• [PROMPT]
Extract every record, exactly as written, and ignore the pictures.
----
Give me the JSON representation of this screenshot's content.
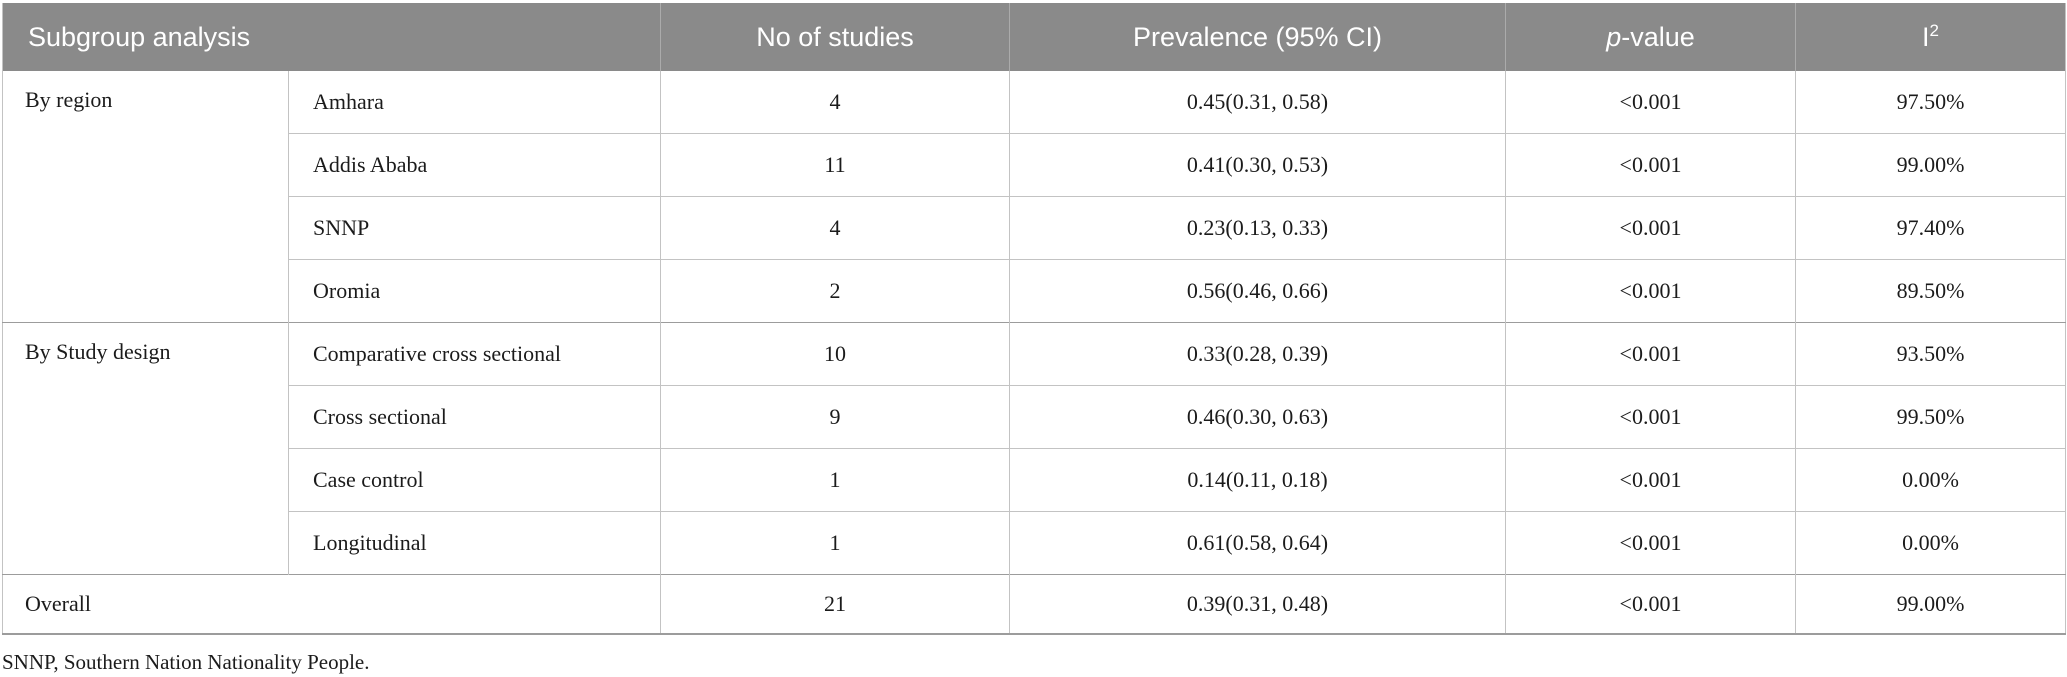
{
  "table": {
    "headers": {
      "subgroup": "Subgroup analysis",
      "studies": "No of studies",
      "prevalence": "Prevalence (95% CI)",
      "pvalue": {
        "italic": "p",
        "rest": "-value"
      },
      "i2": {
        "base": "I",
        "sup": "2"
      }
    },
    "groups": [
      {
        "label": "By region",
        "rows": [
          {
            "name": "Amhara",
            "studies": "4",
            "prevalence": "0.45(0.31, 0.58)",
            "pvalue": "<0.001",
            "i2": "97.50%"
          },
          {
            "name": "Addis Ababa",
            "studies": "11",
            "prevalence": "0.41(0.30, 0.53)",
            "pvalue": "<0.001",
            "i2": "99.00%"
          },
          {
            "name": "SNNP",
            "studies": "4",
            "prevalence": "0.23(0.13, 0.33)",
            "pvalue": "<0.001",
            "i2": "97.40%"
          },
          {
            "name": "Oromia",
            "studies": "2",
            "prevalence": "0.56(0.46, 0.66)",
            "pvalue": "<0.001",
            "i2": "89.50%"
          }
        ]
      },
      {
        "label": "By Study design",
        "rows": [
          {
            "name": "Comparative cross sectional",
            "studies": "10",
            "prevalence": "0.33(0.28, 0.39)",
            "pvalue": "<0.001",
            "i2": "93.50%"
          },
          {
            "name": "Cross sectional",
            "studies": "9",
            "prevalence": "0.46(0.30, 0.63)",
            "pvalue": "<0.001",
            "i2": "99.50%"
          },
          {
            "name": "Case control",
            "studies": "1",
            "prevalence": "0.14(0.11, 0.18)",
            "pvalue": "<0.001",
            "i2": "0.00%"
          },
          {
            "name": "Longitudinal",
            "studies": "1",
            "prevalence": "0.61(0.58, 0.64)",
            "pvalue": "<0.001",
            "i2": "0.00%"
          }
        ]
      }
    ],
    "overall": {
      "label": "Overall",
      "studies": "21",
      "prevalence": "0.39(0.31, 0.48)",
      "pvalue": "<0.001",
      "i2": "99.00%"
    },
    "footnote": "SNNP, Southern Nation Nationality People."
  },
  "colors": {
    "header_bg": "#8a8a8a",
    "header_text": "#ffffff",
    "body_text": "#1b1b1b",
    "row_line": "#c3c3c3",
    "group_line": "#9c9c9c"
  }
}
----
• [RESULT OF THIS TASK]
Give me the JSON representation of this screenshot's content.
{
  "table": {
    "headers": {
      "subgroup": "Subgroup analysis",
      "studies": "No of studies",
      "prevalence": "Prevalence (95% CI)",
      "pvalue": {
        "italic": "p",
        "rest": "-value"
      },
      "i2": {
        "base": "I",
        "sup": "2"
      }
    },
    "groups": [
      {
        "label": "By region",
        "rows": [
          {
            "name": "Amhara",
            "studies": "4",
            "prevalence": "0.45(0.31, 0.58)",
            "pvalue": "<0.001",
            "i2": "97.50%"
          },
          {
            "name": "Addis Ababa",
            "studies": "11",
            "prevalence": "0.41(0.30, 0.53)",
            "pvalue": "<0.001",
            "i2": "99.00%"
          },
          {
            "name": "SNNP",
            "studies": "4",
            "prevalence": "0.23(0.13, 0.33)",
            "pvalue": "<0.001",
            "i2": "97.40%"
          },
          {
            "name": "Oromia",
            "studies": "2",
            "prevalence": "0.56(0.46, 0.66)",
            "pvalue": "<0.001",
            "i2": "89.50%"
          }
        ]
      },
      {
        "label": "By Study design",
        "rows": [
          {
            "name": "Comparative cross sectional",
            "studies": "10",
            "prevalence": "0.33(0.28, 0.39)",
            "pvalue": "<0.001",
            "i2": "93.50%"
          },
          {
            "name": "Cross sectional",
            "studies": "9",
            "prevalence": "0.46(0.30, 0.63)",
            "pvalue": "<0.001",
            "i2": "99.50%"
          },
          {
            "name": "Case control",
            "studies": "1",
            "prevalence": "0.14(0.11, 0.18)",
            "pvalue": "<0.001",
            "i2": "0.00%"
          },
          {
            "name": "Longitudinal",
            "studies": "1",
            "prevalence": "0.61(0.58, 0.64)",
            "pvalue": "<0.001",
            "i2": "0.00%"
          }
        ]
      }
    ],
    "overall": {
      "label": "Overall",
      "studies": "21",
      "prevalence": "0.39(0.31, 0.48)",
      "pvalue": "<0.001",
      "i2": "99.00%"
    },
    "footnote": "SNNP, Southern Nation Nationality People."
  },
  "colors": {
    "header_bg": "#8a8a8a",
    "header_text": "#ffffff",
    "body_text": "#1b1b1b",
    "row_line": "#c3c3c3",
    "group_line": "#9c9c9c"
  }
}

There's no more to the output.